--- INPUT ROWS ---

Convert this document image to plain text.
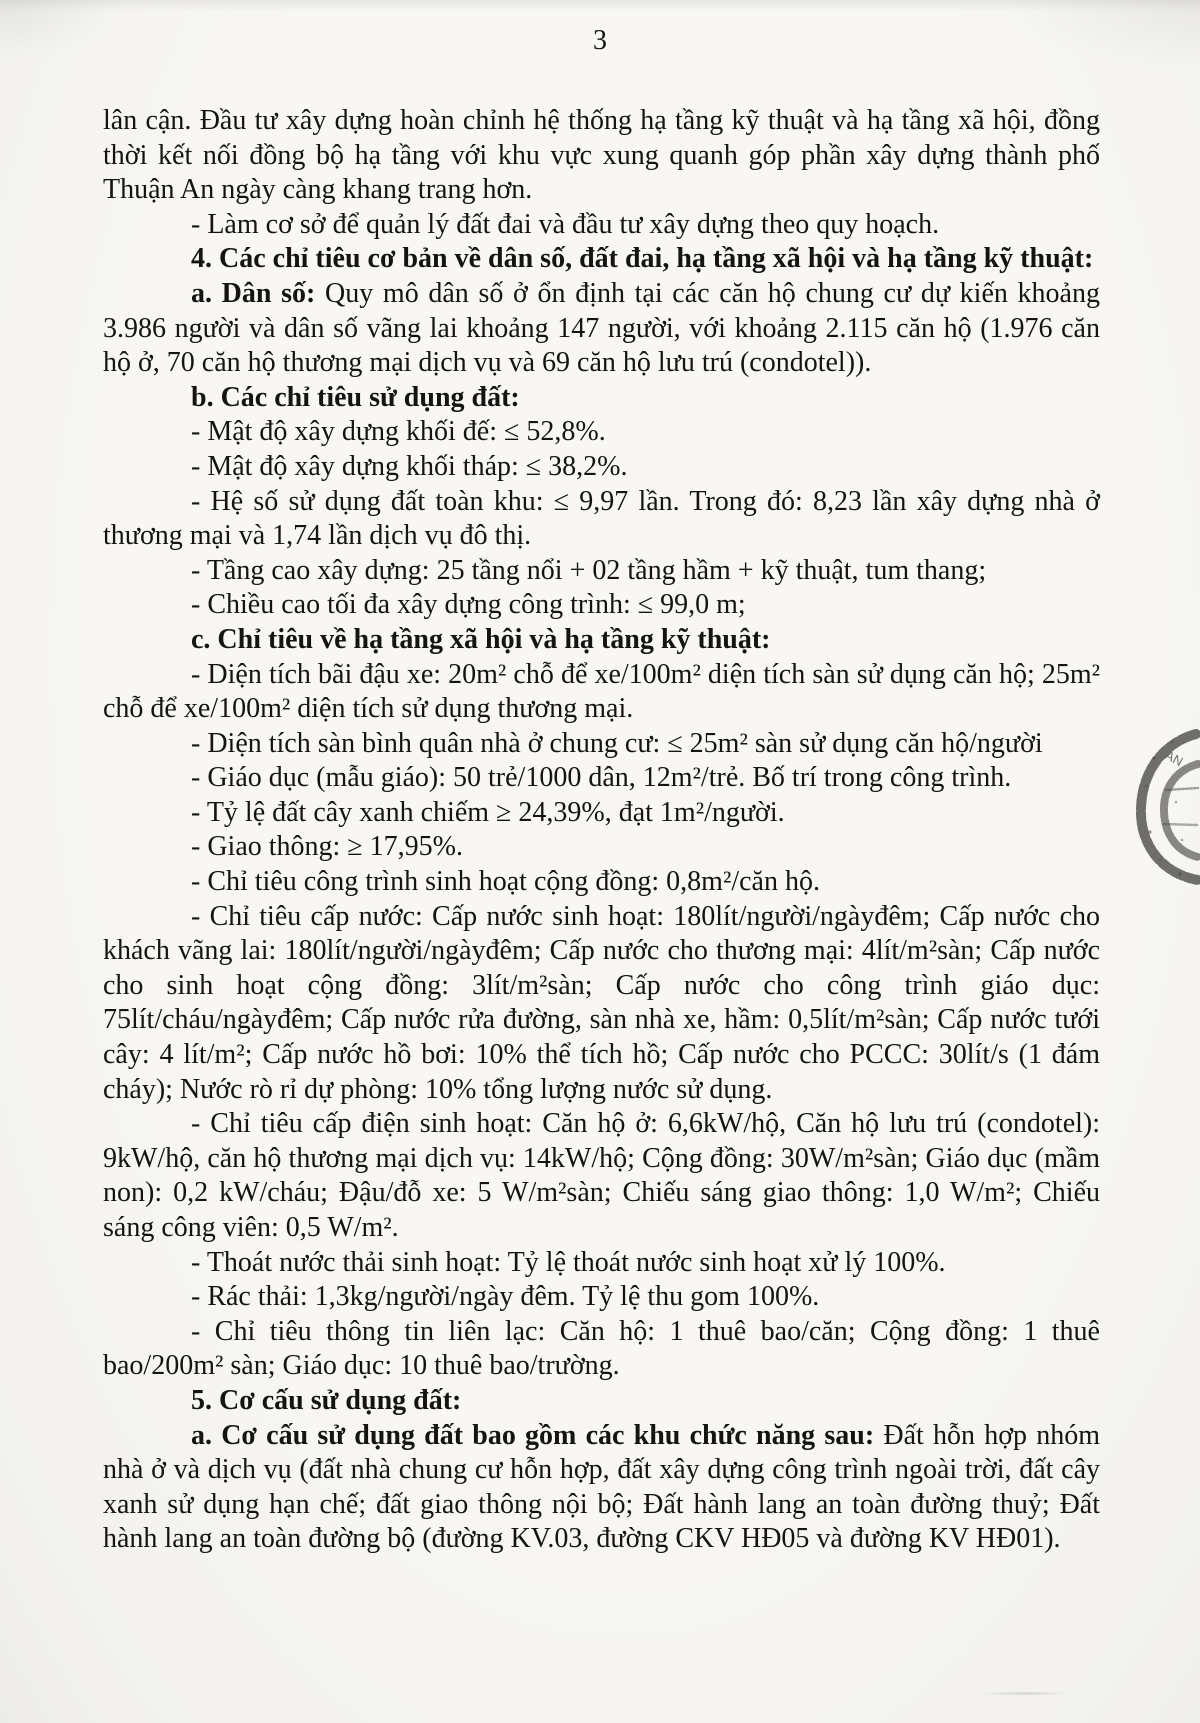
3

lân cận. Đầu tư xây dựng hoàn chỉnh hệ thống hạ tầng kỹ thuật và hạ tầng xã hội, đồng thời kết nối đồng bộ hạ tầng với khu vực xung quanh góp phần xây dựng thành phố Thuận An ngày càng khang trang hơn.

- Làm cơ sở để quản lý đất đai và đầu tư xây dựng theo quy hoạch.

4. Các chỉ tiêu cơ bản về dân số, đất đai, hạ tầng xã hội và hạ tầng kỹ thuật:

a. Dân số: Quy mô dân số ở ổn định tại các căn hộ chung cư dự kiến khoảng 3.986 người và dân số vãng lai khoảng 147 người, với khoảng 2.115 căn hộ (1.976 căn hộ ở, 70 căn hộ thương mại dịch vụ và 69 căn hộ lưu trú (condotel)).

b. Các chỉ tiêu sử dụng đất:

- Mật độ xây dựng khối đế: ≤ 52,8%.

- Mật độ xây dựng khối tháp: ≤ 38,2%.

- Hệ số sử dụng đất toàn khu: ≤ 9,97 lần. Trong đó: 8,23 lần xây dựng nhà ở thương mại và 1,74 lần dịch vụ đô thị.

- Tầng cao xây dựng: 25 tầng nổi + 02 tầng hầm + kỹ thuật, tum thang;

- Chiều cao tối đa xây dựng công trình: ≤ 99,0 m;

c. Chỉ tiêu về hạ tầng xã hội và hạ tầng kỹ thuật:

- Diện tích bãi đậu xe: 20m² chỗ để xe/100m² diện tích sàn sử dụng căn hộ; 25m² chỗ để xe/100m² diện tích sử dụng thương mại.

- Diện tích sàn bình quân nhà ở chung cư: ≤ 25m² sàn sử dụng căn hộ/người

- Giáo dục (mẫu giáo): 50 trẻ/1000 dân, 12m²/trẻ. Bố trí trong công trình.

- Tỷ lệ đất cây xanh chiếm ≥ 24,39%, đạt 1m²/người.

- Giao thông: ≥ 17,95%.

- Chỉ tiêu công trình sinh hoạt cộng đồng: 0,8m²/căn hộ.

- Chỉ tiêu cấp nước: Cấp nước sinh hoạt: 180lít/người/ngàyđêm; Cấp nước cho khách vãng lai: 180lít/người/ngàyđêm; Cấp nước cho thương mại: 4lít/m²sàn; Cấp nước cho sinh hoạt cộng đồng: 3lít/m²sàn; Cấp nước cho công trình giáo dục: 75lít/cháu/ngàyđêm; Cấp nước rửa đường, sàn nhà xe, hầm: 0,5lít/m²sàn; Cấp nước tưới cây: 4 lít/m²; Cấp nước hồ bơi: 10% thể tích hồ; Cấp nước cho PCCC: 30lít/s (1 đám cháy); Nước rò rỉ dự phòng: 10% tổng lượng nước sử dụng.

- Chỉ tiêu cấp điện sinh hoạt: Căn hộ ở: 6,6kW/hộ, Căn hộ lưu trú (condotel): 9kW/hộ, căn hộ thương mại dịch vụ: 14kW/hộ; Cộng đồng: 30W/m²sàn; Giáo dục (mầm non): 0,2 kW/cháu; Đậu/đỗ xe: 5 W/m²sàn; Chiếu sáng giao thông: 1,0 W/m²; Chiếu sáng công viên: 0,5 W/m².

- Thoát nước thải sinh hoạt: Tỷ lệ thoát nước sinh hoạt xử lý 100%.

- Rác thải: 1,3kg/người/ngày đêm. Tỷ lệ thu gom 100%.

- Chỉ tiêu thông tin liên lạc: Căn hộ: 1 thuê bao/căn; Cộng đồng: 1 thuê bao/200m² sàn; Giáo dục: 10 thuê bao/trường.

5. Cơ cấu sử dụng đất:

a. Cơ cấu sử dụng đất bao gồm các khu chức năng sau: Đất hỗn hợp nhóm nhà ở và dịch vụ (đất nhà chung cư hỗn hợp, đất xây dựng công trình ngoài trời, đất cây xanh sử dụng hạn chế; đất giao thông nội bộ; Đất hành lang an toàn đường thuỷ; Đất hành lang an toàn đường bộ (đường KV.03, đường CKV HĐ05 và đường KV HĐ01).

AN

---

GOAL OF THE EXERCISE → Find the string "xanh" in the records, then copy each line where it occurs.

EXERCISE RESULT →
- Tỷ lệ đất cây xanh chiếm ≥ 24,39%, đạt 1m²/người.
a. Cơ cấu sử dụng đất bao gồm các khu chức năng sau: Đất hỗn hợp nhóm nhà ở và dịch vụ (đất nhà chung cư hỗn hợp, đất xây dựng công trình ngoài trời, đất cây xanh sử dụng hạn chế; đất giao thông nội bộ; Đất hành lang an toàn đường thuỷ; Đất hành lang an toàn đường bộ (đường KV.03, đường CKV HĐ05 và đường KV HĐ01).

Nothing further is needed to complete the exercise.